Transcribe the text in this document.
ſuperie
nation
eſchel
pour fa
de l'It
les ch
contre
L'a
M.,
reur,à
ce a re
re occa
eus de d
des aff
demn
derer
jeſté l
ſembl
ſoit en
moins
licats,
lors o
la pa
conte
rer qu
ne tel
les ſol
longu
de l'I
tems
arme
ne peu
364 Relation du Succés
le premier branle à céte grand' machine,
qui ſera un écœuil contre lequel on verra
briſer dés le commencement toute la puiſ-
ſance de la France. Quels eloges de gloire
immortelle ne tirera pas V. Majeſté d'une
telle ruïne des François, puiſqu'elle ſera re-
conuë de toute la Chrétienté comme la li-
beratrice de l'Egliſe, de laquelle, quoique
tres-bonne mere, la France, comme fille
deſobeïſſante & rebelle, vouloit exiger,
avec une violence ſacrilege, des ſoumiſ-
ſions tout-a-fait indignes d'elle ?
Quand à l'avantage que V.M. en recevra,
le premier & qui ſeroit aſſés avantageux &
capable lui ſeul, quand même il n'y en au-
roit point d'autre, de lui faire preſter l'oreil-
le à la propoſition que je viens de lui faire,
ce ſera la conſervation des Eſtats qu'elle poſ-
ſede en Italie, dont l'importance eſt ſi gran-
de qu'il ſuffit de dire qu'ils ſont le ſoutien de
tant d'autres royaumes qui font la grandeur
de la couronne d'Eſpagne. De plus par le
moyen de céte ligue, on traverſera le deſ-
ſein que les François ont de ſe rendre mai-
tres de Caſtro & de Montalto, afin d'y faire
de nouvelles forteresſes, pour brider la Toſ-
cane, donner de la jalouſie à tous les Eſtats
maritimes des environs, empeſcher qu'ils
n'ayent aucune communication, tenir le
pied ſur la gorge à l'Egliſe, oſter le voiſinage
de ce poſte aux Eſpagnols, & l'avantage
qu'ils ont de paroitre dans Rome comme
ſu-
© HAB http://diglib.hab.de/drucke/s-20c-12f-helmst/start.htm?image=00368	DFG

-=-=-=-=-

_Brief_
Write out the listing once more, matching it exactly.

_Task solution_
Transcribe the text in this document.
ſuperie
nation
eſchel
pour fa
de l'It
les ch
contre
L'a
M.,
reur,à
ce a re
re occa
eus de d
des aff
demn
derer
jeſté l
ſembl
ſoit en
moins
licats,
lors o
la pa
conte
rer qu
ne tel
les ſol
longu
de l'I
tems
arme
ne peu
364 Relation du Succés
le premier branle à céte grand' machine,
qui ſera un écœuil contre lequel on verra
briſer dés le commencement toute la puiſ-
ſance de la France. Quels eloges de gloire
immortelle ne tirera pas V. Majeſté d'une
telle ruïne des François, puiſqu'elle ſera re-
conuë de toute la Chrétienté comme la li-
beratrice de l'Egliſe, de laquelle, quoique
tres-bonne mere, la France, comme fille
deſobeïſſante & rebelle, vouloit exiger,
avec une violence ſacrilege, des ſoumiſ-
ſions tout-a-fait indignes d'elle ?
Quand à l'avantage que V.M. en recevra,
le premier & qui ſeroit aſſés avantageux &
capable lui ſeul, quand même il n'y en au-
roit point d'autre, de lui faire preſter l'oreil-
le à la propoſition que je viens de lui faire,
ce ſera la conſervation des Eſtats qu'elle poſ-
ſede en Italie, dont l'importance eſt ſi gran-
de qu'il ſuffit de dire qu'ils ſont le ſoutien de
tant d'autres royaumes qui font la grandeur
de la couronne d'Eſpagne. De plus par le
moyen de céte ligue, on traverſera le deſ-
ſein que les François ont de ſe rendre mai-
tres de Caſtro & de Montalto, afin d'y faire
de nouvelles forteresſes, pour brider la Toſ-
cane, donner de la jalouſie à tous les Eſtats
maritimes des environs, empeſcher qu'ils
n'ayent aucune communication, tenir le
pied ſur la gorge à l'Egliſe, oſter le voiſinage
de ce poſte aux Eſpagnols, & l'avantage
qu'ils ont de paroitre dans Rome comme
ſu-
© HAB http://diglib.hab.de/drucke/s-20c-12f-helmst/start.htm?image=00368	DFG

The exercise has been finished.